── TEXT FOR ANALYSIS ──

Abstract
The deportation of the peoples of the North Caucasus during the Great Patriotic War is a tragic page in the history of our Fatherland. And the farther the years of deportation go from us, the more majestic the feat of the representatives of these peoples on the fronts of the Great Patriotic War and the titanic labor of special settlers in the places of resettlement seem. Most of the settlers were poorly provided with clothing and footwear, overcrowding in trains and many lice led to an outbreak of typhus along the way. After arriving at the places of resettlement, the settlers faced unsatisfactory living conditions, as well as a sharp change in climatic conditions and an inability to adapt to local conditions. As a result, epidemic diseases became widespread and caused high mortality among the settlers. And among the settlers, there were a considerable number of children. Despite the difficult process of socialization, the special settlers sought to educate their children, and they, in turn, showed the desire and perseverance in acquiring knowledge. However, not everyone could study, someone had to grow up very early and become the breadwinner in the family, and someone simply had nothing to wear. However, on June 20, 1944, an order from the Council of People's Commissars signed by V. Molotov was issued, which established that the education of children of deported peoples would be carried out in Russian in the existing primary classes at their place of residence.
Keywords: Deportation, education, Great Patriotic War, Kazakhstan, special settlers, school
Introduction
During the Great Patriotic War, representatives of the peoples of the North Caucasus were evicted to Kazakhstan: Kalmyks, Balkars, Chechens, Ingush, and Karachays. The fate of the settlers was tragic. A considerable number of them, especially women, children, and the elderly, died on the way. Completely different climatic conditions awaited them in the place of the new settlement.
Those evicted to the territory of Kazakhstan were in the status of special settlers. All able-bodied special settlers were obliged to engage in socially useful work. In January 1942, for example, all Germans aged 15 to 55 were united in labor columns, in which they remained until the end of the war. Special settlers did not have the right to leave the settlement area. Leaving the area was considered an escape and was subject to criminal liability. Special settlers were required to report to the NKVD within three days about all changes that had occurred in the composition of the family (birth of a child, death of a family member, or escape).
The answer to the question about the duration of the expulsion of deported peoples to remote places of settlement is given by the Decree of the Presidium of the Supreme Soviet of the USSR on November 26, 1948 "On criminal liability for escapes from places of compulsory and permanent settlement of persons evicted to certain places of the Soviet Union during the Patriotic War." Its preamble states: “To strengthen the settlement regime for the Chechens, Karachais, Ingush, Balkars, Kalmyks, Germans, Crimean Tatars, and others evicted by the Supreme Body of the USSR during the Patriotic War, and also because during their resettlement no the terms of their expulsion were determined, to establish that the resettlement to remote regions of the Soviet Union of the above-mentioned persons was carried out forever, without the right to return them to their former places of residence (Ibragimov & Ibragimov, 2017).

───

The text on the deportation of the North Caucasus peoples names, in its introduction, the peoples of the North Caucasus who were evicted to Kazakhstan during the Great Patriotic War. List them.

── DATA EXTRACTS ──

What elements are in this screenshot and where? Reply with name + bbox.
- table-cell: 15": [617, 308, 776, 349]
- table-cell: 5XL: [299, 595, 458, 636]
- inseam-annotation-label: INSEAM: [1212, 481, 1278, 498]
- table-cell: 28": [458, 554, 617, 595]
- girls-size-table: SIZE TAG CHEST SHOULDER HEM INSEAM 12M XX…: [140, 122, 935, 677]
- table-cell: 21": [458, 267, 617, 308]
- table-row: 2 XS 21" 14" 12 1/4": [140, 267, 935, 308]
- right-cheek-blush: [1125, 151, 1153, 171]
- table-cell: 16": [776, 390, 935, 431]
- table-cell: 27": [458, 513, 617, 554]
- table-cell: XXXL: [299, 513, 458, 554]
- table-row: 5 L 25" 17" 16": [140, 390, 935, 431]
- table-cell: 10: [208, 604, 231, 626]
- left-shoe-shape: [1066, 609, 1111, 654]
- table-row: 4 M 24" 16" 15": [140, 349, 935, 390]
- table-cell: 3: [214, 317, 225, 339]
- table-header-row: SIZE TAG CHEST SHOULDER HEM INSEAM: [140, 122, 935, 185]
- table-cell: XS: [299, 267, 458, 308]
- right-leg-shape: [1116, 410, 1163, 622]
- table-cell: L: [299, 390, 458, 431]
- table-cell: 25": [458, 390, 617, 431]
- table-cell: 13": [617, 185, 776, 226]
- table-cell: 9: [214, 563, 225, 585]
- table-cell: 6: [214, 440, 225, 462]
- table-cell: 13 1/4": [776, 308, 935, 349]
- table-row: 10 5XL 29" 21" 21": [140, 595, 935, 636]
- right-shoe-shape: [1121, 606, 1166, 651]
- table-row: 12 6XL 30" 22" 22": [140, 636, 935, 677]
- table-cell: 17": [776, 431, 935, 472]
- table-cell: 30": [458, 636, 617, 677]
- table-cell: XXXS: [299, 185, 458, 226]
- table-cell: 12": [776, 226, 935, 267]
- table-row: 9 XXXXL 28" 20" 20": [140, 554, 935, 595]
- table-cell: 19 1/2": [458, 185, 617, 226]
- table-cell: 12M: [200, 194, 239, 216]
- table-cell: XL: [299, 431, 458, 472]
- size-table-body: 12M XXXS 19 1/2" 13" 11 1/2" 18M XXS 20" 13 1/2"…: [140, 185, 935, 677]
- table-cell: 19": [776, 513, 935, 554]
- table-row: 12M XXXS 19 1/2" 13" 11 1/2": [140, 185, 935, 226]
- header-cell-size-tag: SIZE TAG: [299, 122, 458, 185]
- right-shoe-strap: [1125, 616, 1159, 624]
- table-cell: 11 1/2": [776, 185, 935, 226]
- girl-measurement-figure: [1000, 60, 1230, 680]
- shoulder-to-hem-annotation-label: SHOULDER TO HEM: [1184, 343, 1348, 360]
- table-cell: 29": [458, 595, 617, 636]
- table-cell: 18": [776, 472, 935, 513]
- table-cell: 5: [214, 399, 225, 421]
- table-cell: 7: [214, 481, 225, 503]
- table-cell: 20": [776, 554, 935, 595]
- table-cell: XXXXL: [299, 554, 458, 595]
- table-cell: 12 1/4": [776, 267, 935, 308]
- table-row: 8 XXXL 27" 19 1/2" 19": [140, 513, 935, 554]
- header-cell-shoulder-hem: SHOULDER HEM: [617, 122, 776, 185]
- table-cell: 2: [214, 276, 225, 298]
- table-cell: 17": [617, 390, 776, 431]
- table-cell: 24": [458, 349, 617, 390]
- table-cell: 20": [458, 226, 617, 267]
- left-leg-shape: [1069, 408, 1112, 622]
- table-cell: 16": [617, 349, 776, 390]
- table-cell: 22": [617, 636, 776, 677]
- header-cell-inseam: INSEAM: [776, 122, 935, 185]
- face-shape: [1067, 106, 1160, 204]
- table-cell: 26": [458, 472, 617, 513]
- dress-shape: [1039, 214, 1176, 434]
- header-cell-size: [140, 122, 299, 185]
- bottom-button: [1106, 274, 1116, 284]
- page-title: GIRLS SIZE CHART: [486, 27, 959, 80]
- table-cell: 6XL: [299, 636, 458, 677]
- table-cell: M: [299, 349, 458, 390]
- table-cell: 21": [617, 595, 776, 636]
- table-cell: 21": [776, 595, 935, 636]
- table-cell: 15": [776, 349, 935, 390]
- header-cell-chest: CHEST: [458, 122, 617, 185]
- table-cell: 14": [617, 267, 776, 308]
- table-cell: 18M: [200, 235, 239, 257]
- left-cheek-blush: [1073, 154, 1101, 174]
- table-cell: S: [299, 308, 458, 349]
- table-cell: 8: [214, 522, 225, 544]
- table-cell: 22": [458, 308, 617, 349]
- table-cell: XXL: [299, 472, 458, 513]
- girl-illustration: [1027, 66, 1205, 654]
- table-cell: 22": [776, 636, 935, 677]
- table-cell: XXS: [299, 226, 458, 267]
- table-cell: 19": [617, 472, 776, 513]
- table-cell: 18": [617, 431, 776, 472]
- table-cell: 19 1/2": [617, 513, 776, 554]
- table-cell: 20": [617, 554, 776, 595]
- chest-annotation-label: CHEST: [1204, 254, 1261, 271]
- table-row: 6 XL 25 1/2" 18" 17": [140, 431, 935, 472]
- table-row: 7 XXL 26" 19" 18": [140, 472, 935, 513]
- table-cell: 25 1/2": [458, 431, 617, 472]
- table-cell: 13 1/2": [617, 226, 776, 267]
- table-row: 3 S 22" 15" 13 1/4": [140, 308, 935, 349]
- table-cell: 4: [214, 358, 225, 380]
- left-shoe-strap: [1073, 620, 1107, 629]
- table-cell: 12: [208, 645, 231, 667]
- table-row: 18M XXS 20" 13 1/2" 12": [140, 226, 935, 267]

───

ANSWER:
Kalmyks, Balkars, Chechens, Ingush, Karachays